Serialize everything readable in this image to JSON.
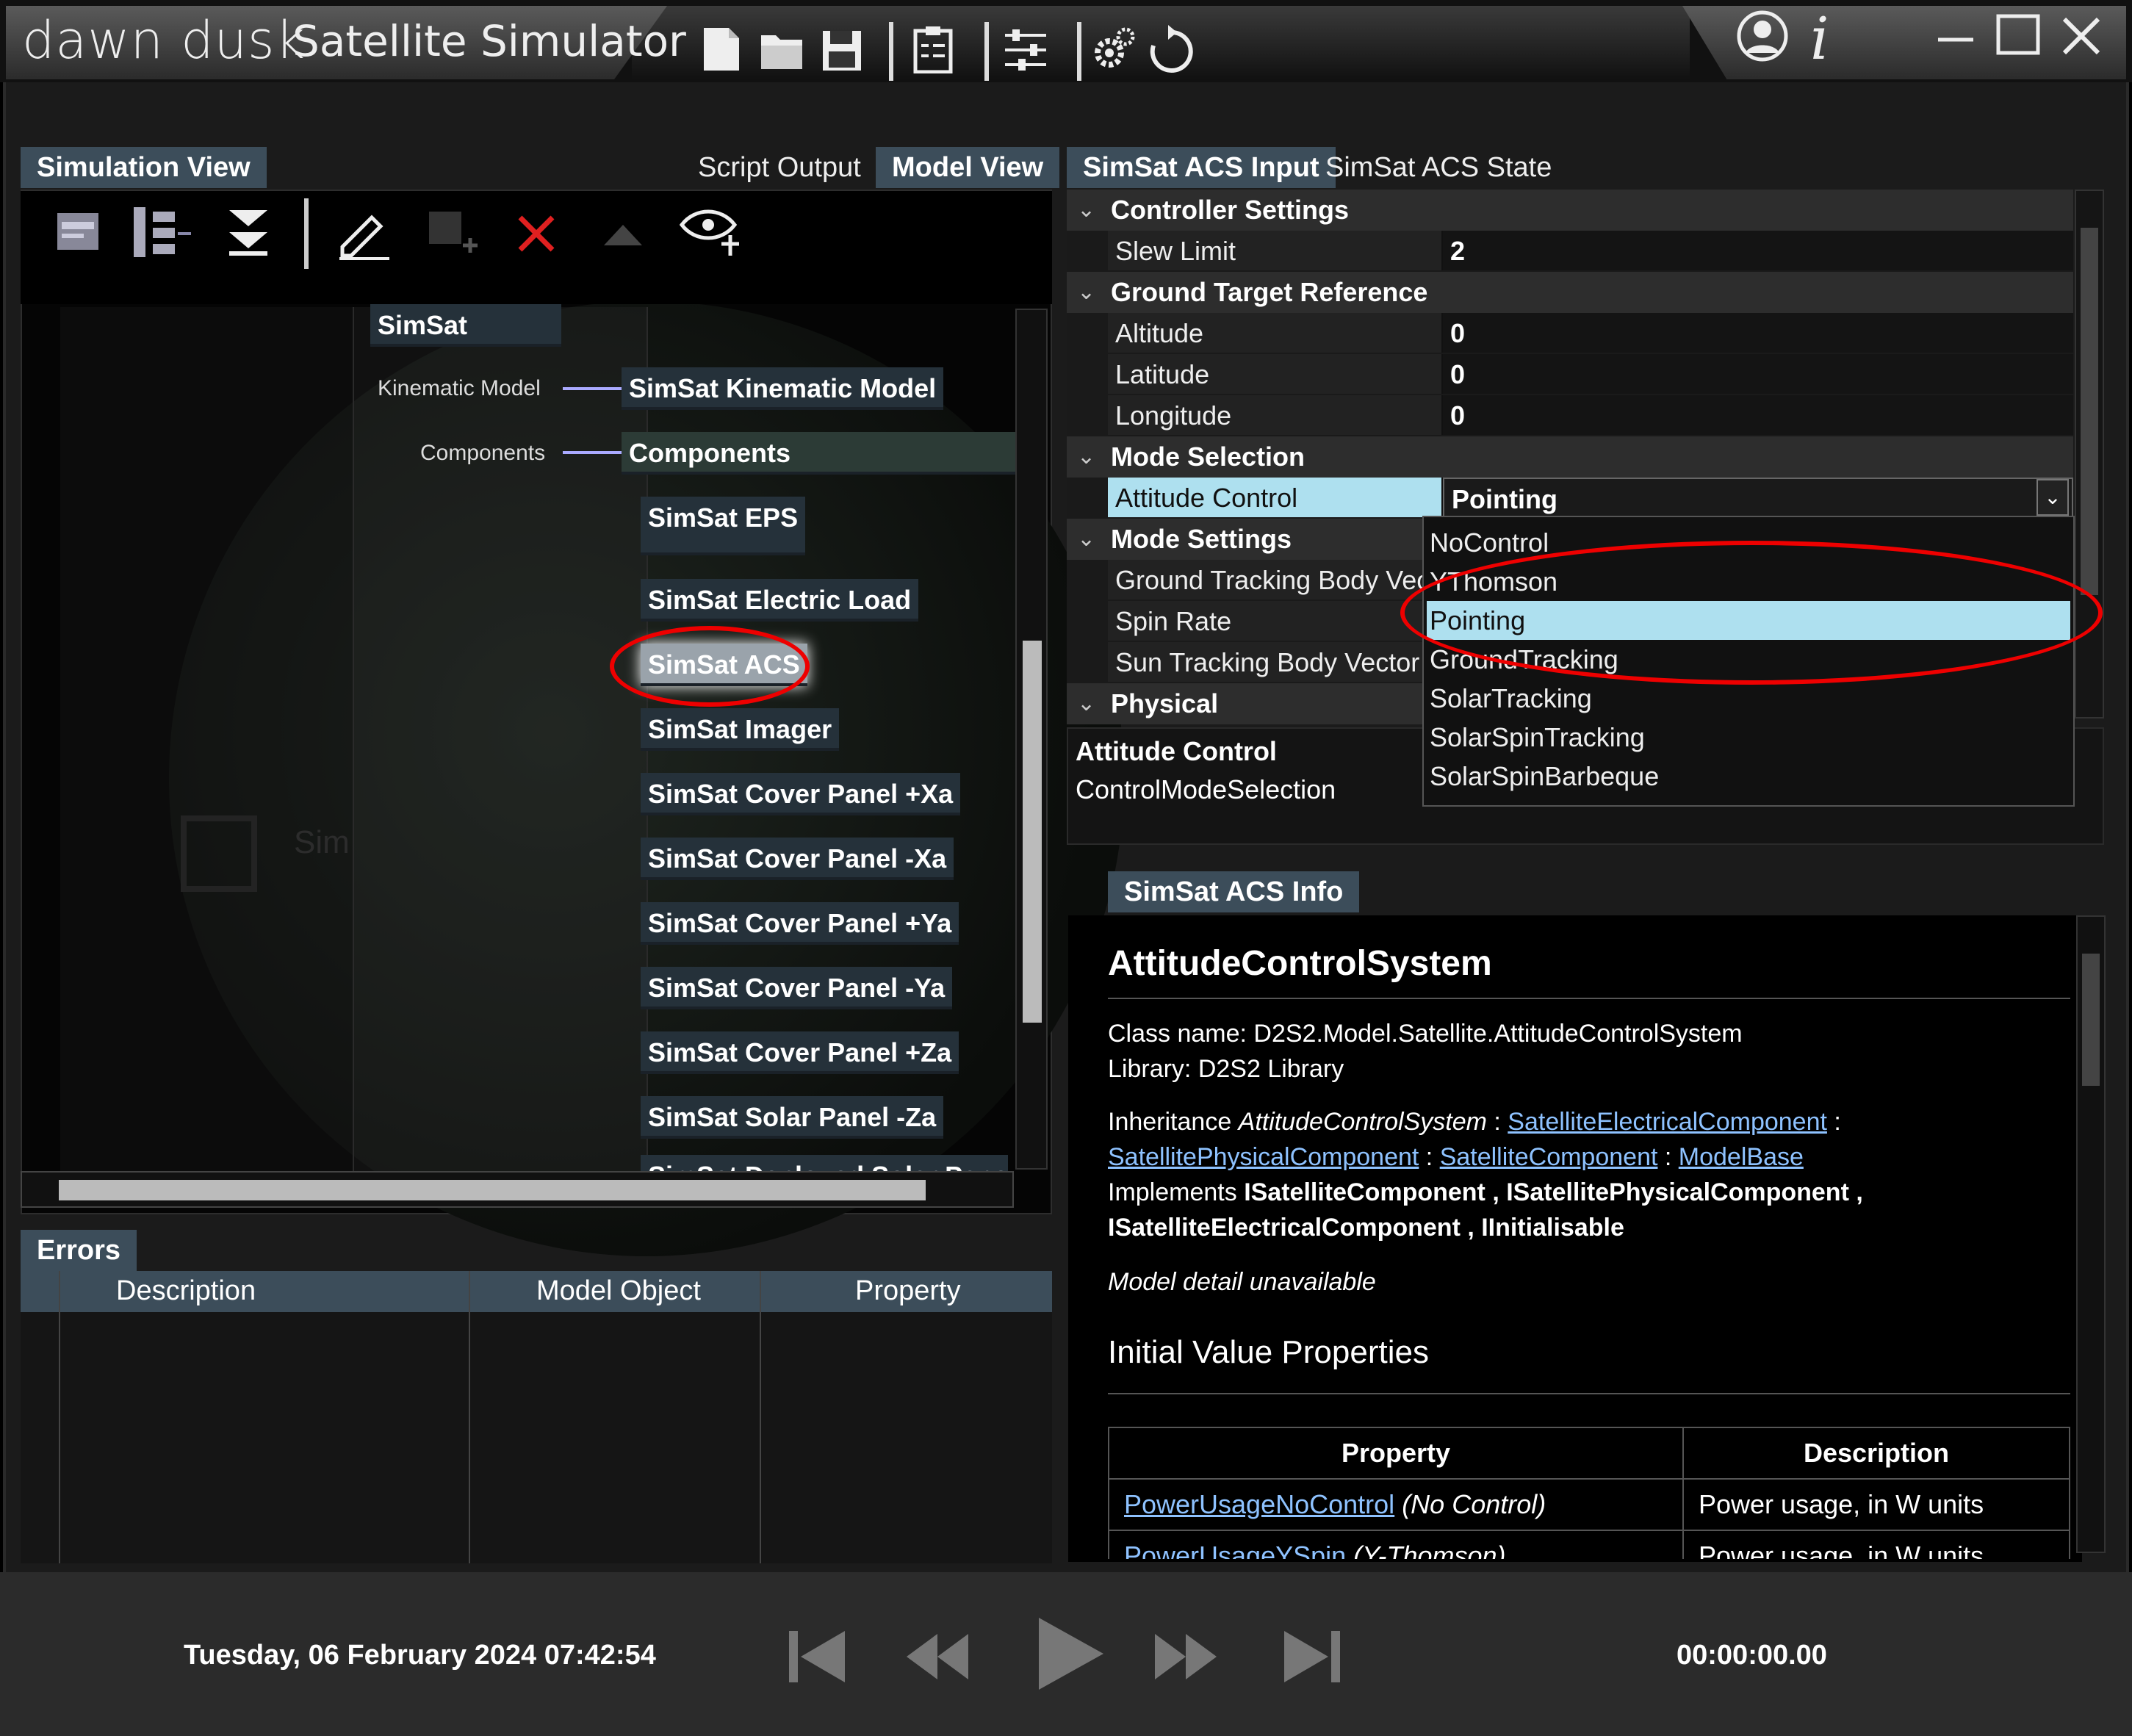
{
  "app": {
    "logo_text": "dawn dusk",
    "title": "Satellite Simulator"
  },
  "toolbar": {
    "icons": [
      "new-file-icon",
      "open-folder-icon",
      "save-icon",
      "clipboard-icon",
      "sliders-icon",
      "gear-icon",
      "refresh-icon"
    ],
    "right_icons": [
      "user-icon",
      "info-icon",
      "minimize-icon",
      "maximize-icon",
      "close-icon"
    ]
  },
  "left_panel": {
    "tabs": [
      {
        "label": "Simulation View",
        "active": true
      },
      {
        "label": "Script Output",
        "active": false
      },
      {
        "label": "Model View",
        "active": true
      }
    ],
    "tools": [
      "window-icon",
      "tree-icon",
      "expand-all-icon",
      "edit-icon",
      "add-node-icon",
      "delete-icon",
      "move-up-icon",
      "view-add-icon"
    ],
    "tree": {
      "root": "SimSat",
      "kinematic_label": "Kinematic Model",
      "kinematic_node": "SimSat Kinematic Model",
      "components_label": "Components",
      "components_node": "Components",
      "components": [
        "SimSat EPS",
        "SimSat Electric Load",
        "SimSat ACS",
        "SimSat Imager",
        "SimSat Cover Panel +Xa",
        "SimSat Cover Panel -Xa",
        "SimSat Cover Panel +Ya",
        "SimSat Cover Panel -Ya",
        "SimSat Cover Panel +Za",
        "SimSat Solar Panel -Za",
        "SimSat Deployed Solar Panel +"
      ],
      "background_label": "Sim"
    }
  },
  "errors": {
    "tab": "Errors",
    "columns": [
      "Description",
      "Model Object",
      "Property"
    ]
  },
  "right_panel": {
    "tabs": [
      {
        "label": "SimSat ACS Input",
        "active": true
      },
      {
        "label": "SimSat ACS State",
        "active": false
      }
    ],
    "grid": {
      "controller_settings": "Controller Settings",
      "slew_limit_name": "Slew Limit",
      "slew_limit_value": "2",
      "ground_target": "Ground Target Reference",
      "altitude_name": "Altitude",
      "altitude_value": "0",
      "latitude_name": "Latitude",
      "latitude_value": "0",
      "longitude_name": "Longitude",
      "longitude_value": "0",
      "mode_selection": "Mode Selection",
      "attitude_control_name": "Attitude Control",
      "attitude_control_value": "Pointing",
      "mode_settings": "Mode Settings",
      "ground_tracking_name": "Ground Tracking Body Vec",
      "spin_rate_name": "Spin Rate",
      "sun_tracking_name": "Sun Tracking Body Vector",
      "physical": "Physical"
    },
    "dropdown_options": [
      "NoControl",
      "YThomson",
      "Pointing",
      "GroundTracking",
      "SolarTracking",
      "SolarSpinTracking",
      "SolarSpinBarbeque"
    ],
    "dropdown_selected": "Pointing",
    "description": {
      "title": "Attitude Control",
      "text": "ControlModeSelection"
    },
    "info_tab": "SimSat ACS Info",
    "info": {
      "heading": "AttitudeControlSystem",
      "class_name": "Class name: D2S2.Model.Satellite.AttitudeControlSystem",
      "library": "Library: D2S2 Library",
      "inheritance_prefix": "Inheritance ",
      "inheritance_class": "AttitudeControlSystem",
      "sep": " : ",
      "link1": "SatelliteElectricalComponent",
      "link2": "SatellitePhysicalComponent",
      "link3": "SatelliteComponent",
      "link4": "ModelBase",
      "implements_prefix": "Implements ",
      "implements_list": "ISatelliteComponent , ISatellitePhysicalComponent ,",
      "implements_list2": "ISatelliteElectricalComponent , IInitialisable",
      "model_detail": "Model detail unavailable",
      "ivp_heading": "Initial Value Properties",
      "table_headers": [
        "Property",
        "Description"
      ],
      "rows": [
        {
          "property": "PowerUsageNoControl",
          "mode": " (No Control)",
          "description": "Power usage, in W units"
        },
        {
          "property": "PowerUsageYSpin",
          "mode": " (Y-Thomson)",
          "description": "Power usage, in W units"
        }
      ]
    }
  },
  "transport": {
    "datetime": "Tuesday, 06 February 2024 07:42:54",
    "elapsed": "00:00:00.00",
    "buttons": [
      "skip-start-icon",
      "rewind-icon",
      "play-icon",
      "fast-forward-icon",
      "skip-end-icon"
    ]
  },
  "colors": {
    "accent_tab": "#3c4d5a",
    "selected_row": "#aee0ef",
    "annotation": "#e00000"
  }
}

━━━━━━━━━━

**Instructions for the task**
Your copy should match the entries exactly, minus the pictures.

**In response**
Serialize everything readable in this image to JSON.
{
  "app": {
    "logo_text": "dawn dusk",
    "title": "Satellite Simulator"
  },
  "toolbar": {
    "icons": [
      "new-file-icon",
      "open-folder-icon",
      "save-icon",
      "clipboard-icon",
      "sliders-icon",
      "gear-icon",
      "refresh-icon"
    ],
    "right_icons": [
      "user-icon",
      "info-icon",
      "minimize-icon",
      "maximize-icon",
      "close-icon"
    ]
  },
  "left_panel": {
    "tabs": [
      {
        "label": "Simulation View",
        "active": true
      },
      {
        "label": "Script Output",
        "active": false
      },
      {
        "label": "Model View",
        "active": true
      }
    ],
    "tools": [
      "window-icon",
      "tree-icon",
      "expand-all-icon",
      "edit-icon",
      "add-node-icon",
      "delete-icon",
      "move-up-icon",
      "view-add-icon"
    ],
    "tree": {
      "root": "SimSat",
      "kinematic_label": "Kinematic Model",
      "kinematic_node": "SimSat Kinematic Model",
      "components_label": "Components",
      "components_node": "Components",
      "components": [
        "SimSat EPS",
        "SimSat Electric Load",
        "SimSat ACS",
        "SimSat Imager",
        "SimSat Cover Panel +Xa",
        "SimSat Cover Panel -Xa",
        "SimSat Cover Panel +Ya",
        "SimSat Cover Panel -Ya",
        "SimSat Cover Panel +Za",
        "SimSat Solar Panel -Za",
        "SimSat Deployed Solar Panel +"
      ],
      "background_label": "Sim"
    }
  },
  "errors": {
    "tab": "Errors",
    "columns": [
      "Description",
      "Model Object",
      "Property"
    ]
  },
  "right_panel": {
    "tabs": [
      {
        "label": "SimSat ACS Input",
        "active": true
      },
      {
        "label": "SimSat ACS State",
        "active": false
      }
    ],
    "grid": {
      "controller_settings": "Controller Settings",
      "slew_limit_name": "Slew Limit",
      "slew_limit_value": "2",
      "ground_target": "Ground Target Reference",
      "altitude_name": "Altitude",
      "altitude_value": "0",
      "latitude_name": "Latitude",
      "latitude_value": "0",
      "longitude_name": "Longitude",
      "longitude_value": "0",
      "mode_selection": "Mode Selection",
      "attitude_control_name": "Attitude Control",
      "attitude_control_value": "Pointing",
      "mode_settings": "Mode Settings",
      "ground_tracking_name": "Ground Tracking Body Vec",
      "spin_rate_name": "Spin Rate",
      "sun_tracking_name": "Sun Tracking Body Vector",
      "physical": "Physical"
    },
    "dropdown_options": [
      "NoControl",
      "YThomson",
      "Pointing",
      "GroundTracking",
      "SolarTracking",
      "SolarSpinTracking",
      "SolarSpinBarbeque"
    ],
    "dropdown_selected": "Pointing",
    "description": {
      "title": "Attitude Control",
      "text": "ControlModeSelection"
    },
    "info_tab": "SimSat ACS Info",
    "info": {
      "heading": "AttitudeControlSystem",
      "class_name": "Class name: D2S2.Model.Satellite.AttitudeControlSystem",
      "library": "Library: D2S2 Library",
      "inheritance_prefix": "Inheritance ",
      "inheritance_class": "AttitudeControlSystem",
      "sep": " : ",
      "link1": "SatelliteElectricalComponent",
      "link2": "SatellitePhysicalComponent",
      "link3": "SatelliteComponent",
      "link4": "ModelBase",
      "implements_prefix": "Implements ",
      "implements_list": "ISatelliteComponent , ISatellitePhysicalComponent ,",
      "implements_list2": "ISatelliteElectricalComponent , IInitialisable",
      "model_detail": "Model detail unavailable",
      "ivp_heading": "Initial Value Properties",
      "table_headers": [
        "Property",
        "Description"
      ],
      "rows": [
        {
          "property": "PowerUsageNoControl",
          "mode": " (No Control)",
          "description": "Power usage, in W units"
        },
        {
          "property": "PowerUsageYSpin",
          "mode": " (Y-Thomson)",
          "description": "Power usage, in W units"
        }
      ]
    }
  },
  "transport": {
    "datetime": "Tuesday, 06 February 2024 07:42:54",
    "elapsed": "00:00:00.00",
    "buttons": [
      "skip-start-icon",
      "rewind-icon",
      "play-icon",
      "fast-forward-icon",
      "skip-end-icon"
    ]
  },
  "colors": {
    "accent_tab": "#3c4d5a",
    "selected_row": "#aee0ef",
    "annotation": "#e00000"
  }
}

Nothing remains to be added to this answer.